Collected data entries:
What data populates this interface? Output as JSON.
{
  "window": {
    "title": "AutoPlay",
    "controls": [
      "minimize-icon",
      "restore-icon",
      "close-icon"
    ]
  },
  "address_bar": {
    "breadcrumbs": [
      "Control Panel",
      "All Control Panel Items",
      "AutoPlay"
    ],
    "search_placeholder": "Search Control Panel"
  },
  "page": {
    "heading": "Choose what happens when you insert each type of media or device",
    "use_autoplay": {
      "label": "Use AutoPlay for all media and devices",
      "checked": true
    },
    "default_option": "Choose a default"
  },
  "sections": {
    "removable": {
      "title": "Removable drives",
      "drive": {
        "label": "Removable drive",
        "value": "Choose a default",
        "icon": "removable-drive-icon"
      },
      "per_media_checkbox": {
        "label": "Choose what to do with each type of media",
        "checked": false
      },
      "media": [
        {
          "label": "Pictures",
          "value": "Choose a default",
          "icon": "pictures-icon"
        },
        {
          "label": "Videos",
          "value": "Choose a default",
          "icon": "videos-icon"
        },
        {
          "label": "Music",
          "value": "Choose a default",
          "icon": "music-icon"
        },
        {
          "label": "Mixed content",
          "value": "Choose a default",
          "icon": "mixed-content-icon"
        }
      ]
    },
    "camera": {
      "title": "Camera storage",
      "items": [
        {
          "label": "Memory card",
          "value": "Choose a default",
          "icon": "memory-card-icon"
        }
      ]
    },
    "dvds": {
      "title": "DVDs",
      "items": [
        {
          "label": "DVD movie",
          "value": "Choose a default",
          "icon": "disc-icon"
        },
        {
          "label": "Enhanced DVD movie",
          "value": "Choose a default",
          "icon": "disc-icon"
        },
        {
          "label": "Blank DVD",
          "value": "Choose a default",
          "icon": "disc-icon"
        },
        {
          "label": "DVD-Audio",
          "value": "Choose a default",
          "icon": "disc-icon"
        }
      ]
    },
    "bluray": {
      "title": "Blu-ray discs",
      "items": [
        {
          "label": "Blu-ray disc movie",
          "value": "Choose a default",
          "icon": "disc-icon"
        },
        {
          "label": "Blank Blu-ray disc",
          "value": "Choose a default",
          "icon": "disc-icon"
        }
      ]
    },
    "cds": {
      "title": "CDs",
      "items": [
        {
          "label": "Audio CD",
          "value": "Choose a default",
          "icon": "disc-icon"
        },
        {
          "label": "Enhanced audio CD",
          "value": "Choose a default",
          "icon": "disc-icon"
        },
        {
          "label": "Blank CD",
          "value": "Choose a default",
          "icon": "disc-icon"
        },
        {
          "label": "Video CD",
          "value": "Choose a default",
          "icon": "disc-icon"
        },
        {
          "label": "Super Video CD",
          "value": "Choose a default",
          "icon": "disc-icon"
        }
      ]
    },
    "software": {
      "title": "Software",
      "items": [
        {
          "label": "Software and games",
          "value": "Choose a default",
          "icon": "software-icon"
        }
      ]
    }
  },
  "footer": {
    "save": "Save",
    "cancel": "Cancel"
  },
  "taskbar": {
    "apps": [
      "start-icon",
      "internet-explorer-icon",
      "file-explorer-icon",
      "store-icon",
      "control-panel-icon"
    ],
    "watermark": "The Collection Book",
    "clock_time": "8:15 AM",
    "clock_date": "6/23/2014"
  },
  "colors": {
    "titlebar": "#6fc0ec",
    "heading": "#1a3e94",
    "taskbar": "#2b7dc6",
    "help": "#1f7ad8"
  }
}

■ **REQUEST**:
Quote the entire listing above exactly.

■ **ANSWER FOR THIS EXERCISE**:
What data populates this interface? Output as JSON.
{
  "window": {
    "title": "AutoPlay",
    "controls": [
      "minimize-icon",
      "restore-icon",
      "close-icon"
    ]
  },
  "address_bar": {
    "breadcrumbs": [
      "Control Panel",
      "All Control Panel Items",
      "AutoPlay"
    ],
    "search_placeholder": "Search Control Panel"
  },
  "page": {
    "heading": "Choose what happens when you insert each type of media or device",
    "use_autoplay": {
      "label": "Use AutoPlay for all media and devices",
      "checked": true
    },
    "default_option": "Choose a default"
  },
  "sections": {
    "removable": {
      "title": "Removable drives",
      "drive": {
        "label": "Removable drive",
        "value": "Choose a default",
        "icon": "removable-drive-icon"
      },
      "per_media_checkbox": {
        "label": "Choose what to do with each type of media",
        "checked": false
      },
      "media": [
        {
          "label": "Pictures",
          "value": "Choose a default",
          "icon": "pictures-icon"
        },
        {
          "label": "Videos",
          "value": "Choose a default",
          "icon": "videos-icon"
        },
        {
          "label": "Music",
          "value": "Choose a default",
          "icon": "music-icon"
        },
        {
          "label": "Mixed content",
          "value": "Choose a default",
          "icon": "mixed-content-icon"
        }
      ]
    },
    "camera": {
      "title": "Camera storage",
      "items": [
        {
          "label": "Memory card",
          "value": "Choose a default",
          "icon": "memory-card-icon"
        }
      ]
    },
    "dvds": {
      "title": "DVDs",
      "items": [
        {
          "label": "DVD movie",
          "value": "Choose a default",
          "icon": "disc-icon"
        },
        {
          "label": "Enhanced DVD movie",
          "value": "Choose a default",
          "icon": "disc-icon"
        },
        {
          "label": "Blank DVD",
          "value": "Choose a default",
          "icon": "disc-icon"
        },
        {
          "label": "DVD-Audio",
          "value": "Choose a default",
          "icon": "disc-icon"
        }
      ]
    },
    "bluray": {
      "title": "Blu-ray discs",
      "items": [
        {
          "label": "Blu-ray disc movie",
          "value": "Choose a default",
          "icon": "disc-icon"
        },
        {
          "label": "Blank Blu-ray disc",
          "value": "Choose a default",
          "icon": "disc-icon"
        }
      ]
    },
    "cds": {
      "title": "CDs",
      "items": [
        {
          "label": "Audio CD",
          "value": "Choose a default",
          "icon": "disc-icon"
        },
        {
          "label": "Enhanced audio CD",
          "value": "Choose a default",
          "icon": "disc-icon"
        },
        {
          "label": "Blank CD",
          "value": "Choose a default",
          "icon": "disc-icon"
        },
        {
          "label": "Video CD",
          "value": "Choose a default",
          "icon": "disc-icon"
        },
        {
          "label": "Super Video CD",
          "value": "Choose a default",
          "icon": "disc-icon"
        }
      ]
    },
    "software": {
      "title": "Software",
      "items": [
        {
          "label": "Software and games",
          "value": "Choose a default",
          "icon": "software-icon"
        }
      ]
    }
  },
  "footer": {
    "save": "Save",
    "cancel": "Cancel"
  },
  "taskbar": {
    "apps": [
      "start-icon",
      "internet-explorer-icon",
      "file-explorer-icon",
      "store-icon",
      "control-panel-icon"
    ],
    "watermark": "The Collection Book",
    "clock_time": "8:15 AM",
    "clock_date": "6/23/2014"
  },
  "colors": {
    "titlebar": "#6fc0ec",
    "heading": "#1a3e94",
    "taskbar": "#2b7dc6",
    "help": "#1f7ad8"
  }
}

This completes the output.